___ DATA PROVIDED ___

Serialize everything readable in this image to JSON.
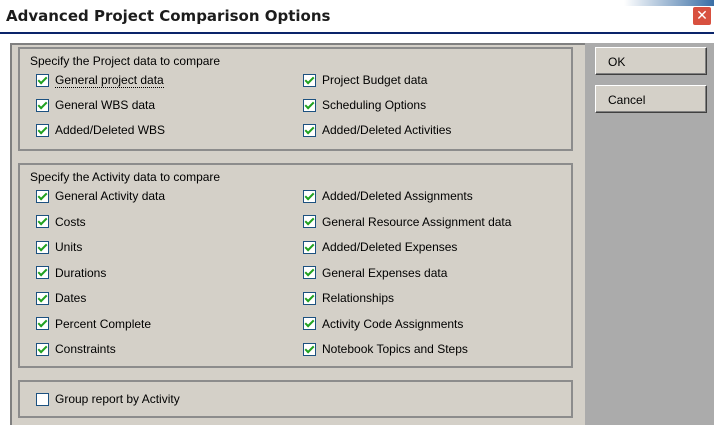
{
  "window": {
    "title": "Advanced Project Comparison Options"
  },
  "buttons": {
    "ok": "OK",
    "cancel": "Cancel"
  },
  "project_group": {
    "title": "Specify the Project data to compare",
    "left": [
      {
        "label": "General project data",
        "checked": true
      },
      {
        "label": "General WBS data",
        "checked": true
      },
      {
        "label": "Added/Deleted WBS",
        "checked": true
      }
    ],
    "right": [
      {
        "label": "Project Budget data",
        "checked": true
      },
      {
        "label": "Scheduling Options",
        "checked": true
      },
      {
        "label": "Added/Deleted Activities",
        "checked": true
      }
    ]
  },
  "activity_group": {
    "title": "Specify the Activity data to compare",
    "left": [
      {
        "label": "General Activity data",
        "checked": true
      },
      {
        "label": "Costs",
        "checked": true
      },
      {
        "label": "Units",
        "checked": true
      },
      {
        "label": "Durations",
        "checked": true
      },
      {
        "label": "Dates",
        "checked": true
      },
      {
        "label": "Percent Complete",
        "checked": true
      },
      {
        "label": "Constraints",
        "checked": true
      }
    ],
    "right": [
      {
        "label": "Added/Deleted Assignments",
        "checked": true
      },
      {
        "label": "General Resource Assignment data",
        "checked": true
      },
      {
        "label": "Added/Deleted Expenses",
        "checked": true
      },
      {
        "label": "General Expenses data",
        "checked": true
      },
      {
        "label": "Relationships",
        "checked": true
      },
      {
        "label": "Activity Code Assignments",
        "checked": true
      },
      {
        "label": "Notebook Topics and Steps",
        "checked": true
      }
    ]
  },
  "group_report": {
    "label": "Group report by Activity",
    "checked": false
  }
}
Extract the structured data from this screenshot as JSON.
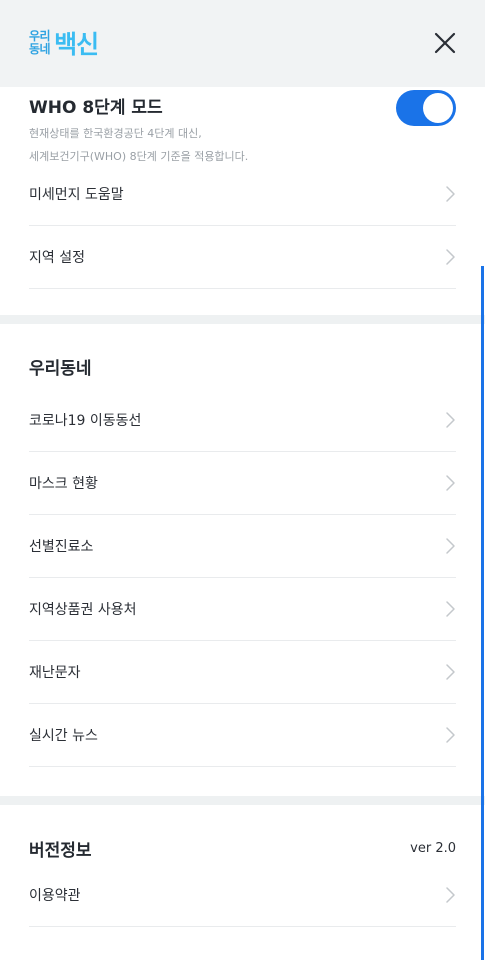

___

■ **WHAT IS REQUIRED**: Take the listing above and print it exactly, apart from the pictures.

■ **OUTPUT FOR THIS EXERCISE**:
Serialize everything readable in this image to JSON.
{
  "window": {
    "title": "Advanced Project Comparison Options"
  },
  "buttons": {
    "ok": "OK",
    "cancel": "Cancel"
  },
  "project_group": {
    "title": "Specify the Project data to compare",
    "left": [
      {
        "label": "General project data",
        "checked": true
      },
      {
        "label": "General WBS data",
        "checked": true
      },
      {
        "label": "Added/Deleted WBS",
        "checked": true
      }
    ],
    "right": [
      {
        "label": "Project Budget data",
        "checked": true
      },
      {
        "label": "Scheduling Options",
        "checked": true
      },
      {
        "label": "Added/Deleted Activities",
        "checked": true
      }
    ]
  },
  "activity_group": {
    "title": "Specify the Activity data to compare",
    "left": [
      {
        "label": "General Activity data",
        "checked": true
      },
      {
        "label": "Costs",
        "checked": true
      },
      {
        "label": "Units",
        "checked": true
      },
      {
        "label": "Durations",
        "checked": true
      },
      {
        "label": "Dates",
        "checked": true
      },
      {
        "label": "Percent Complete",
        "checked": true
      },
      {
        "label": "Constraints",
        "checked": true
      }
    ],
    "right": [
      {
        "label": "Added/Deleted Assignments",
        "checked": true
      },
      {
        "label": "General Resource Assignment data",
        "checked": true
      },
      {
        "label": "Added/Deleted Expenses",
        "checked": true
      },
      {
        "label": "General Expenses data",
        "checked": true
      },
      {
        "label": "Relationships",
        "checked": true
      },
      {
        "label": "Activity Code Assignments",
        "checked": true
      },
      {
        "label": "Notebook Topics and Steps",
        "checked": true
      }
    ]
  },
  "group_report": {
    "label": "Group report by Activity",
    "checked": false
  }
}
Extract the structured data from this screenshot as JSON.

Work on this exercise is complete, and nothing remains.